Par ailleurs, il faut qu'avant l'an 2000, les nations industrialisées consacrent au moins 0,7% de leur PNB à l'aide publique au développement, et qu'une part importante de ces fonds soit consacrée aux priorités du développement humain énoncées ci dessus, ainsi que pour couvrir les coûts de la lutte contre la dégradation de l'environnement à l'échelle mondiale. Il s'agit d'une obligation internationale vitale pour la gestion de l'économie mondiale.

Un pourcentage non négligeable des fonds destinés à l'aide publique au développement devrait être consacré à des programmes et projets qui favorisent la participation des femmes et soient administrés par des femmes. Il faut aussi faciliter l'accès des filles à l'école dans des conditions légales et pratiques identiques à celles faites aux garçons.

La violence à l'encontre des femmes doit être éradiquée car elle compromet leurs chances de participer pleinement et équitablement au développement économique, social, culturel et politique.

#### CONSIGNE:
Poursuivez le texte sur l'aide au développement et la place des femmes à partir de sa dernière phrase.

#### EXTRAIT DE DONNÉES:
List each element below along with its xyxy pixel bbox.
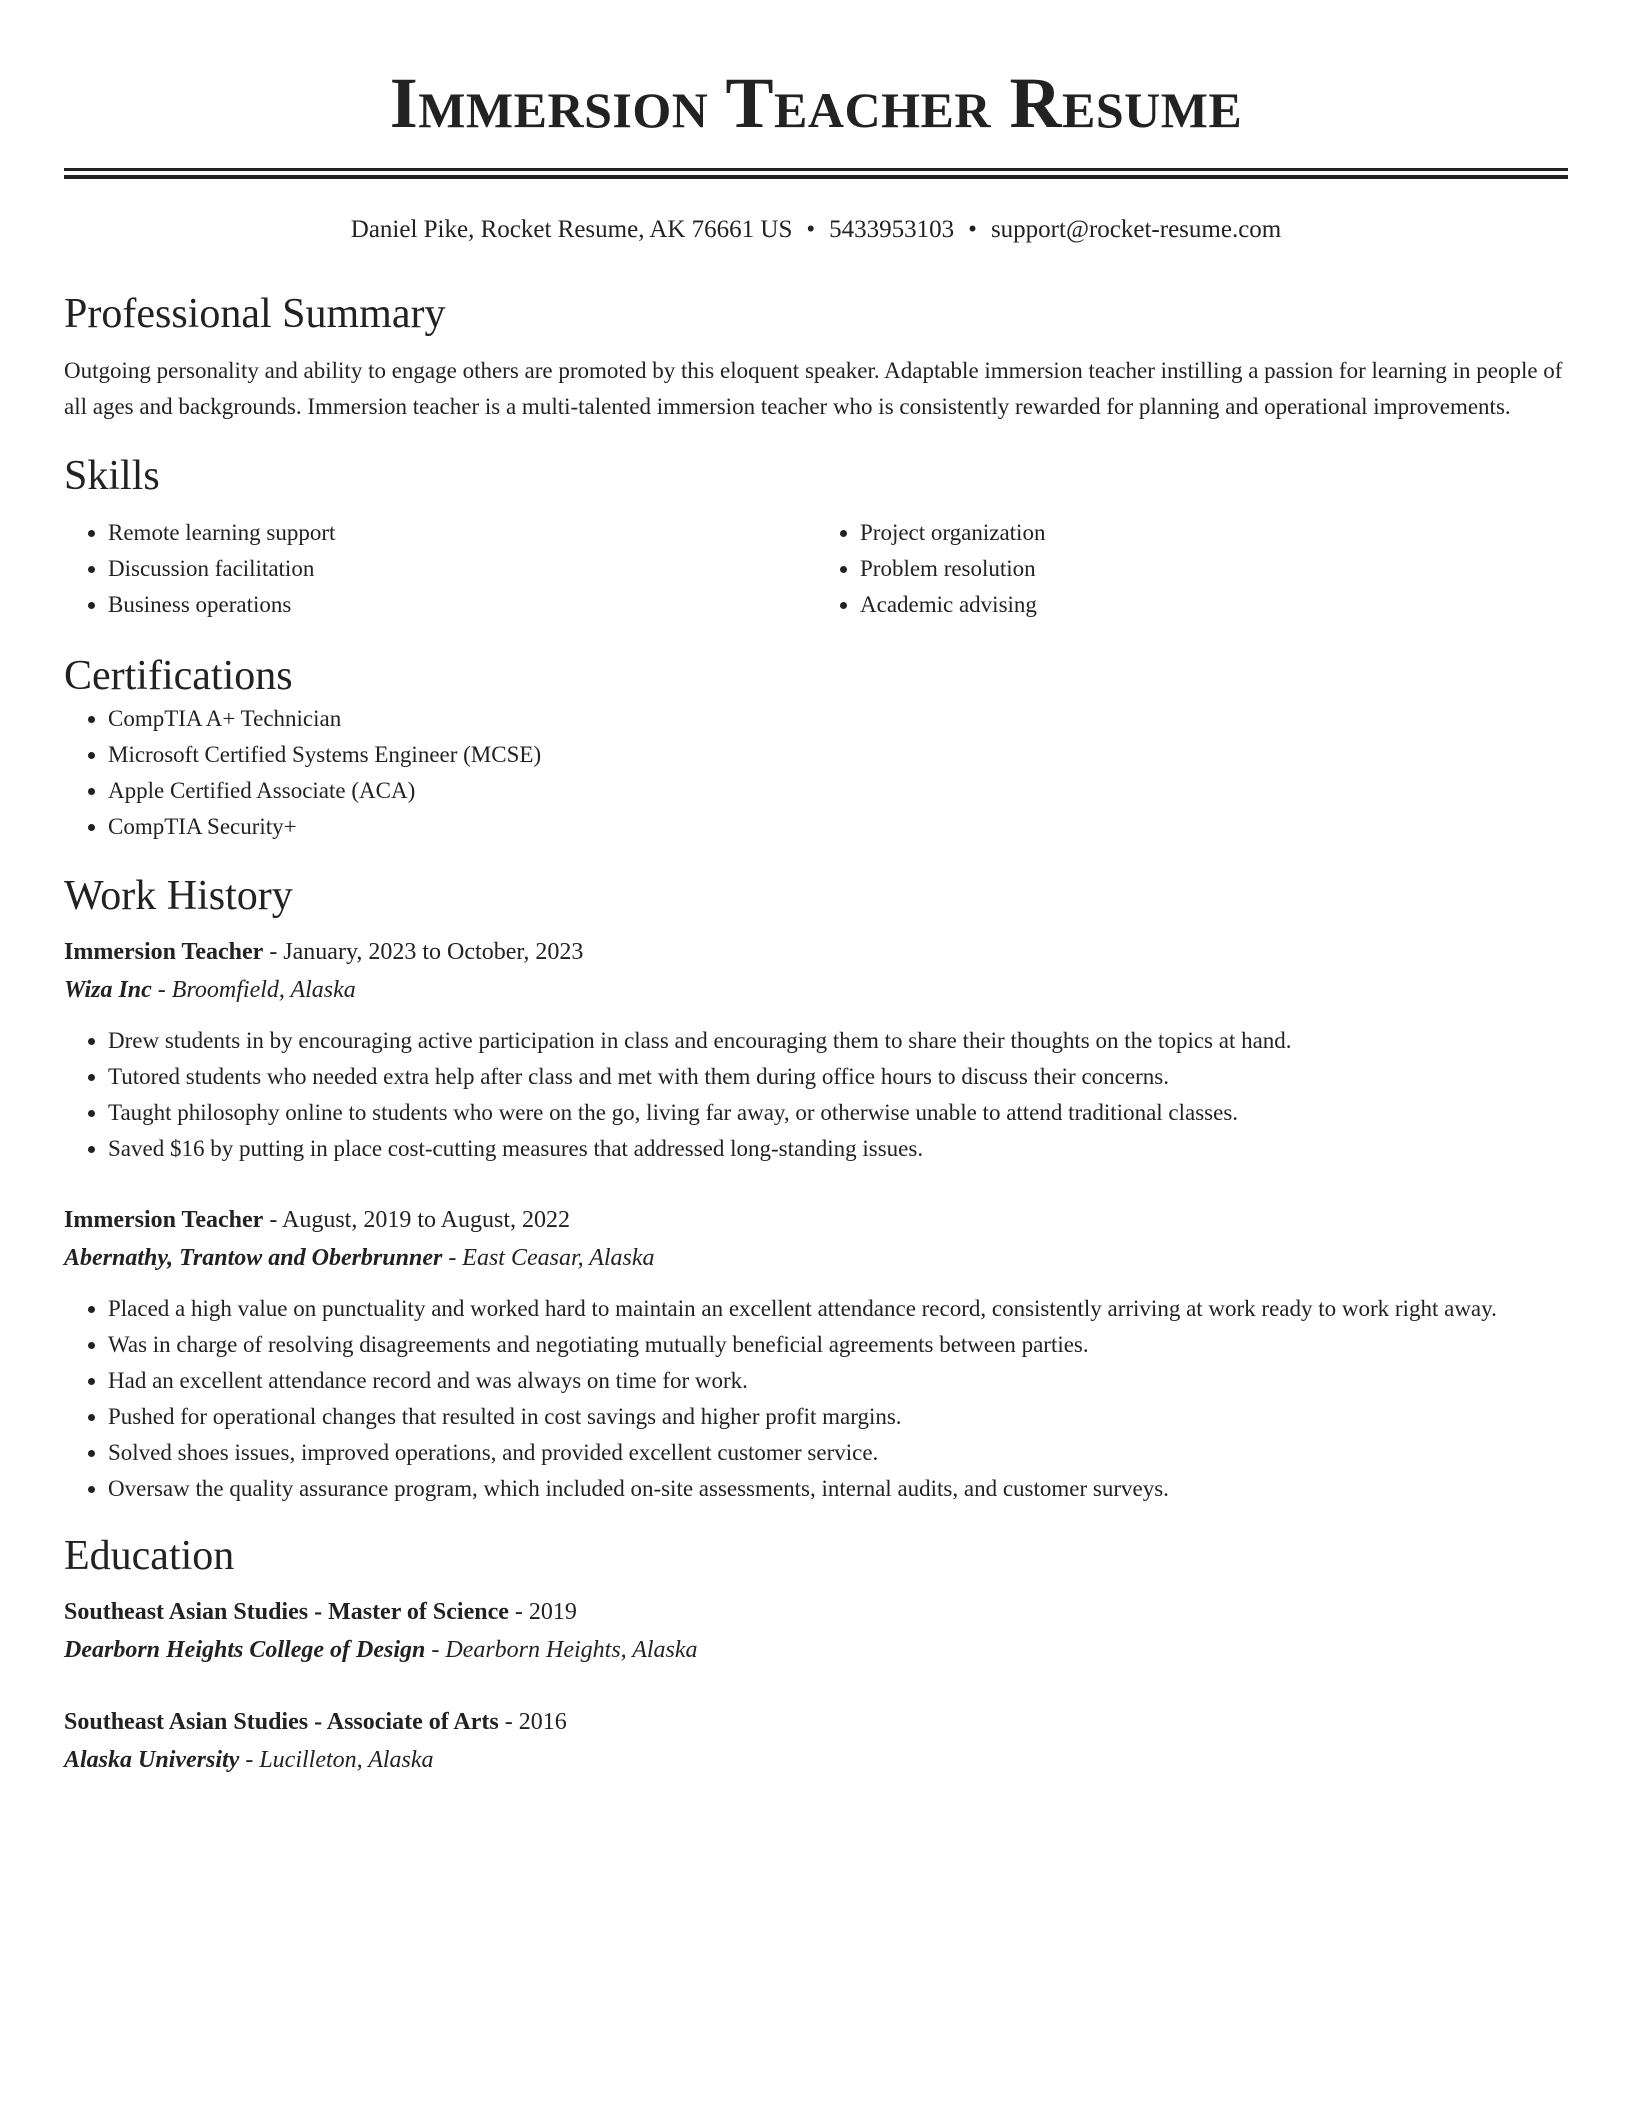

#### RÉSULTAT ATTENDU:
Il faut promouvoir la Déclaration et le Plan d'action élaborés au Sommet mondial sur les enfants (1990) et appuyer les mesures visant à combattre la pauvreté dont souffrent les enfants.

Sur un autre plan, il faut tenir compte des conséquences de l'évolution démographique dans l'élaboration des politiques économiques et sociales concernant en particulier les personnes âgées.

L'amélioration et la planification des établissements humains constitue une priorité, notamment par des politiques novatrices de gestion des sols, la mobilisation des ressources matérielles et humaines nécessaires à garantir un logement convenable à tous, et une politique viable de l'énergie et des transports.

Concernant les flux migratoires, pays d'origine et pays d'accueil doivent rechercher des mesures régulatoires à long terme, en particulier en matière de planification, formation professionnelle, aide financière et investissement, ainsi que des solutions mutuellement acceptables pour mieux régler le statut juridique et les conditions de vie des immigrés à la lumière de la Convention internationale sur la protection des droits de tous les travailleurs migrants et des membres de leur famille (1990).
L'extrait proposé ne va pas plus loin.